• Document extract:
============================================================

Connect with people it did, flirting with the Top 10 regardless (or because) of the grim and grey period it was. It’s little surprise, though, that the nostalgic cadences that gently punctuate Cullum’s favourite style of playing, somewhere between blues and the Great American Songbook, should suit the concept of a Christmas song, and is why he was drawn to it in the first place.

“Christmas is a time to close in and get cosy and create your own little world inside your house, and somehow this Great American Songbook style music, with its gorgeous melodies, rich orchestration and familiarity and kind of solidness, it's a very rounded thing and it kind of invites you in like a Christmas scene. As a songwriter I got really excited to try and add to that, and I've recorded a lot of that style of music, so I thought it would be a different and original way to do it.”

Covers from “Winter Wonderland” to “Have Yourself A Very Merry Christmas” aside, Cullum’s own take on the yuletide tradition, polished with the production of Greg Wells, taps into these tropes so sharply at times that in moments such as “The Jolly Fat Man” and, fittingly, “It’s Christmas”, it’s hard not to sway with a little childlike joy.

============================================================

• Supplied material:
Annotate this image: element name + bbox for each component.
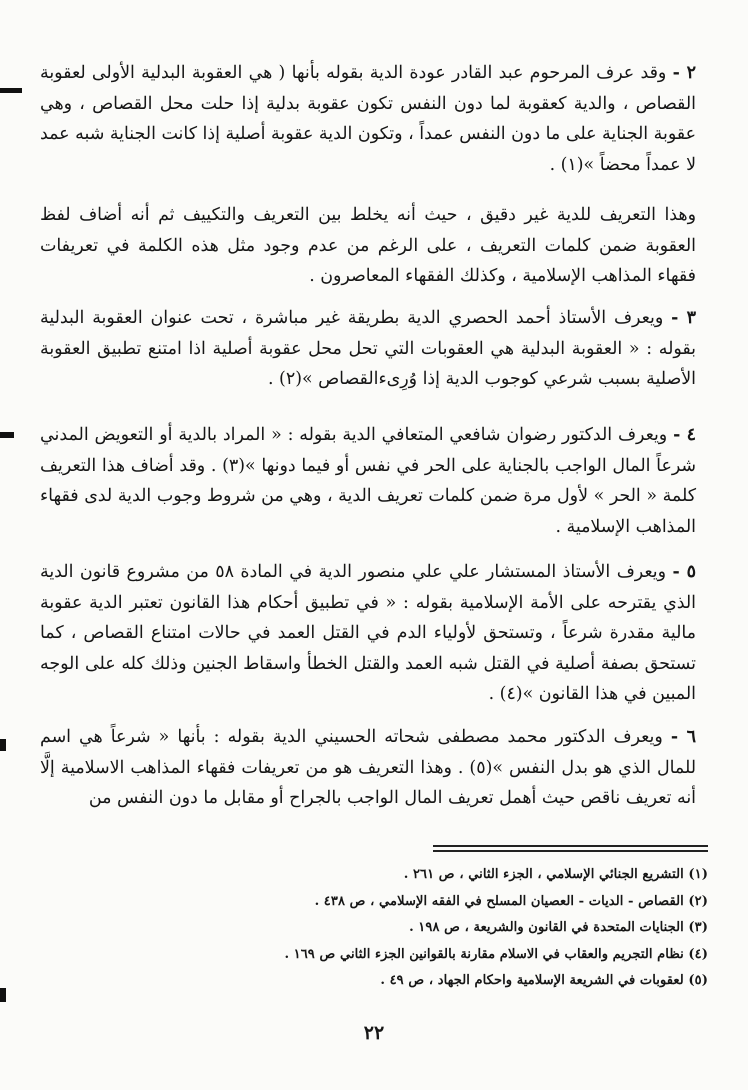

============================================================

Copy out everything from "Connect with people" down to "the first place." in the passage about Cullum's Christmas music.

Connect with people it did, flirting with the Top 10 regardless (or because) of the grim and grey period it was. It’s little surprise, though, that the nostalgic cadences that gently punctuate Cullum’s favourite style of playing, somewhere between blues and the Great American Songbook, should suit the concept of a Christmas song, and is why he was drawn to it in the first place.